### SHORT TASK 1:
Answer these questions using the passage on where to place script tags.
(a) What stalls every time JS is parsed?
(b) In what order are script tags in the header executed?
(c) Where should styling be linked to avoid the "ugliness"?
### SHORT TASK 2:
Extend the passage on where to place script tags, continuing after its final sentence.

### PASSAGE PROVIDED:
Note: It is not entirely unacceptable to have some JS up top. Some specialized code like analytics stuff or canvas normalizers require it. But anything that doesn't need to be should be at the bottom. Every time JS is parsed, the entire page load and flow calculation process stalls out. Pushing your JS to the bottom improves perceived page load times and should also serve to provide evidence that somebody on your team needing a swift kick in the butt to figure out why their code is tanking or what could be done with their 25 megabyte png-24s that they just shrunk down rather than reformatted.
Script tags in the header block all other requests. If you have let's say 10 tags like this:
<script src="http://images.apple.com/home/scripts/promotracker.js"></script>
...they will be executed sequentially. No other files will concurrently be downloaded. Hence they increase page load time.
Check out HeadJS here as a sample solution.
You need to think in terms of "do I need the DOM to be ready before I execute some javascript". Basically you put script tags at the bottom of the page to basically guarantee that the DOM is ready. If you link your styling in the header, and properly style the page, you shouldn't get the "ugliness". Secondly, if you are dependent on some parts of the page to be displayed with javascript to work on DOM objects, I would use more ajax calls to prevent this problem as well. The best of both worlds. Page is loaded with what you can, and then ajax calls are getting the html to populate on other parts of the page.

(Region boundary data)
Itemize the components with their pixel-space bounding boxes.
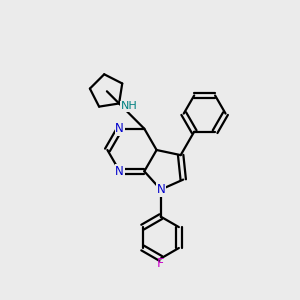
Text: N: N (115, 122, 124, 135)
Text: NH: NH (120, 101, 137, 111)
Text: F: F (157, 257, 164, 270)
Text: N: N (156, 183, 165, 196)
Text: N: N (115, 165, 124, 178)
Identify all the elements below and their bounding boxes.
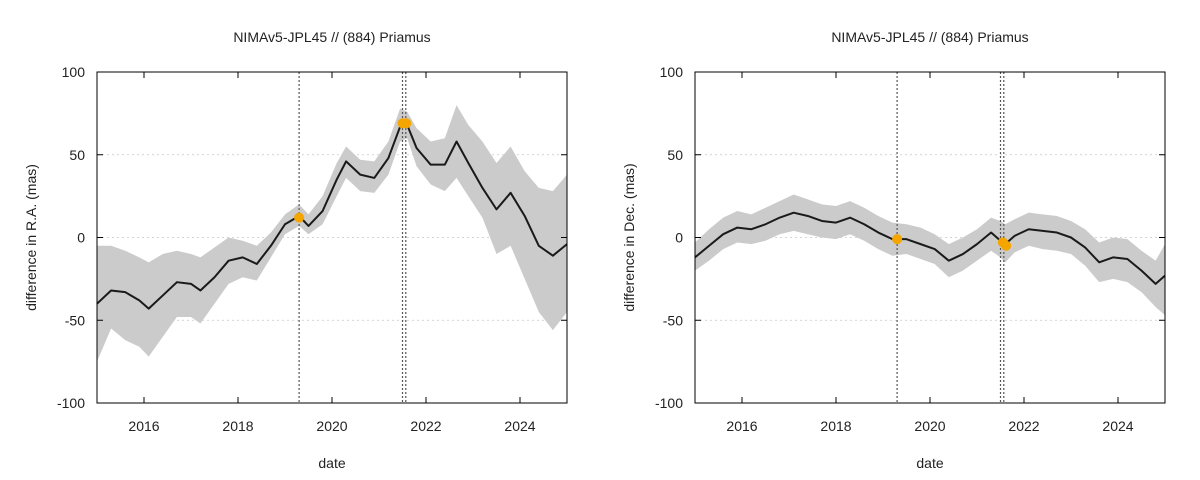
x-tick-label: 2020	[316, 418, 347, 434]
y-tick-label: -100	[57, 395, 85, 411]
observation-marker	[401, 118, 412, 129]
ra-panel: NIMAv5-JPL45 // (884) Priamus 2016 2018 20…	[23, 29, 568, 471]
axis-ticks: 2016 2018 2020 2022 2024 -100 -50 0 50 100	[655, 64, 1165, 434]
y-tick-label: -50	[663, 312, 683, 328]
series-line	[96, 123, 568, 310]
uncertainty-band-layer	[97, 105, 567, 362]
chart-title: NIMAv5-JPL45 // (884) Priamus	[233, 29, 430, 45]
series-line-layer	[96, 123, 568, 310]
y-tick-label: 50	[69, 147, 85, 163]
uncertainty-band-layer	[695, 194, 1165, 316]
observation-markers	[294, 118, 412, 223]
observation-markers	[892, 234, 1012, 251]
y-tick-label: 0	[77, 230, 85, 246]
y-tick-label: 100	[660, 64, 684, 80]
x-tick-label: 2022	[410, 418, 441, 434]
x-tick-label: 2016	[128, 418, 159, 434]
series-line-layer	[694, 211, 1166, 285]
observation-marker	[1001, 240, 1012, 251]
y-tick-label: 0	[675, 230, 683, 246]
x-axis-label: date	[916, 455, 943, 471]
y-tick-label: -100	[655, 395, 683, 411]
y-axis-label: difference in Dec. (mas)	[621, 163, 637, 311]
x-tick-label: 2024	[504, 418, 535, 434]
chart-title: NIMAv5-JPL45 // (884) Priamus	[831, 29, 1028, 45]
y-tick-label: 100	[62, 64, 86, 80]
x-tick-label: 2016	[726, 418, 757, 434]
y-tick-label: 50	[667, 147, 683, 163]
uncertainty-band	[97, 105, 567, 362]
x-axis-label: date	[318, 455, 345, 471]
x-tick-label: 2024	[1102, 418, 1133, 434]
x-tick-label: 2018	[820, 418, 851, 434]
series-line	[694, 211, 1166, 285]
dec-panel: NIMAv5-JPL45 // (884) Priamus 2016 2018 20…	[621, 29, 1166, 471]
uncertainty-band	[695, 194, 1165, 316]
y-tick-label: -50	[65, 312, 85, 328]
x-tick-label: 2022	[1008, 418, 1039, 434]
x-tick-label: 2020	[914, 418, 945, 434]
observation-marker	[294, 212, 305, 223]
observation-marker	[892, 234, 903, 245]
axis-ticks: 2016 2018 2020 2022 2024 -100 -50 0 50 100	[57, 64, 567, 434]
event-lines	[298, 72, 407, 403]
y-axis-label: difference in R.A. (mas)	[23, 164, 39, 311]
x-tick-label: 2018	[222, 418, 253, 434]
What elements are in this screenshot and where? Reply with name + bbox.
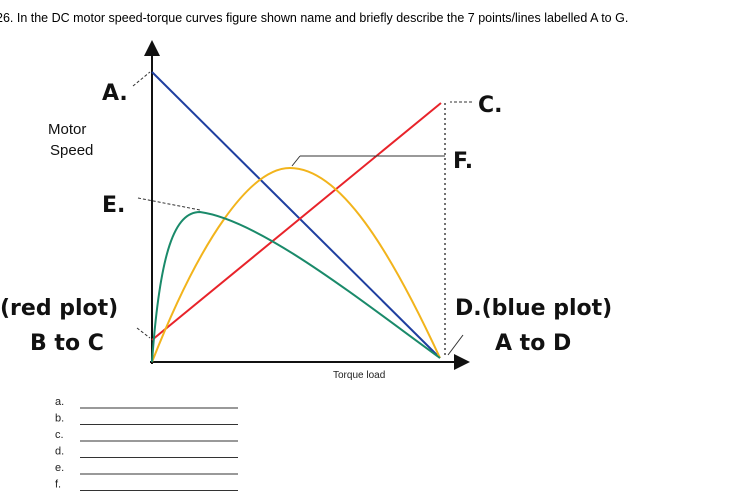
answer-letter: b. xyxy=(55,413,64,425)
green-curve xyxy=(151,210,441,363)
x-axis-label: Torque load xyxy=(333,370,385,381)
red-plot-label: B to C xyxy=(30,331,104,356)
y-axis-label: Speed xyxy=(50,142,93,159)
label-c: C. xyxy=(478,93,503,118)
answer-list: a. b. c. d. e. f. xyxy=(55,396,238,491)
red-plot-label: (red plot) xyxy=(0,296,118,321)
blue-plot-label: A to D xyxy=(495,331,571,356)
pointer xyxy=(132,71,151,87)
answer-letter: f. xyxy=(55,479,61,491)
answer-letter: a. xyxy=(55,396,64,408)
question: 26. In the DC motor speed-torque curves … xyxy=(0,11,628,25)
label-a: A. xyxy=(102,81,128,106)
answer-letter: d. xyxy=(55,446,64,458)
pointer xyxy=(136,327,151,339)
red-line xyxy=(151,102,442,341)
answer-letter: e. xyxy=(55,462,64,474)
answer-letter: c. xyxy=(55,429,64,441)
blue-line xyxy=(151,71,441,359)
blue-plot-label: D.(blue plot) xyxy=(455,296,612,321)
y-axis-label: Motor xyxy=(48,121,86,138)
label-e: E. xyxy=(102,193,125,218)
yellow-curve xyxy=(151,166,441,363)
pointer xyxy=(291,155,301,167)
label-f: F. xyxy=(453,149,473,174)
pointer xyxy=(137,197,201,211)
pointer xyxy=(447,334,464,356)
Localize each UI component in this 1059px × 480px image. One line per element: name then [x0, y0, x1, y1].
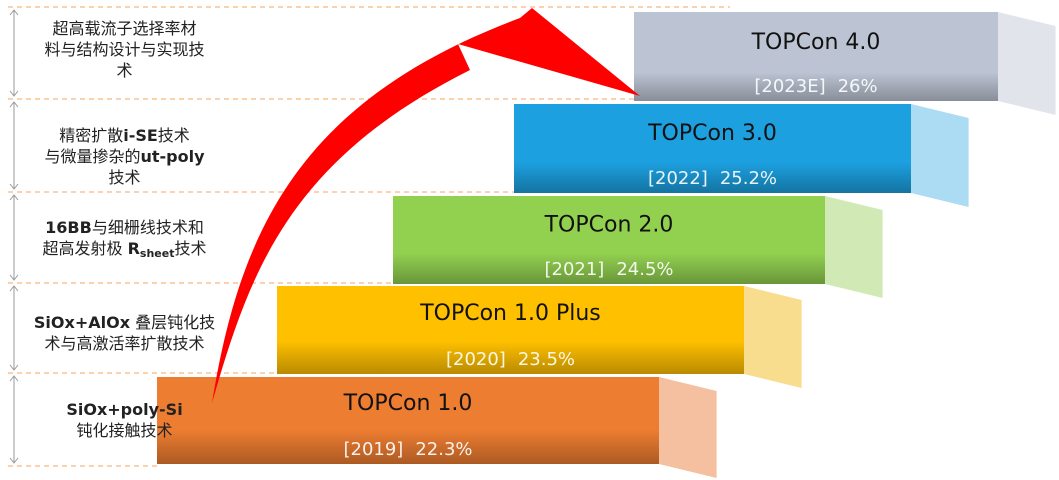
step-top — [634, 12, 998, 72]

### EXERCISE RESPONSE 1:
(a) The entire page load and flow calculation process stalls.
(b) They are executed sequentially.
(c) In the header.

### EXERCISE RESPONSE 2:
The reason putting JS at the bottom of the page or loading in asynchronously is recommended is that JS slows the page load down.
If some browsers downloading the JS blocks other parallel downloads, and in all browsers executing the JS blocks the UI thread and hence rendering (parsing blocks in some too).
Putting it a the bottom or loading asynchronously attempts to delay the issue until it has less impact on the visitors page load experience.
Don't forget that no matter how beautiful you page is, is it takes too long to load people won't wait and 2 /3 seconds is where it starts to cause problems.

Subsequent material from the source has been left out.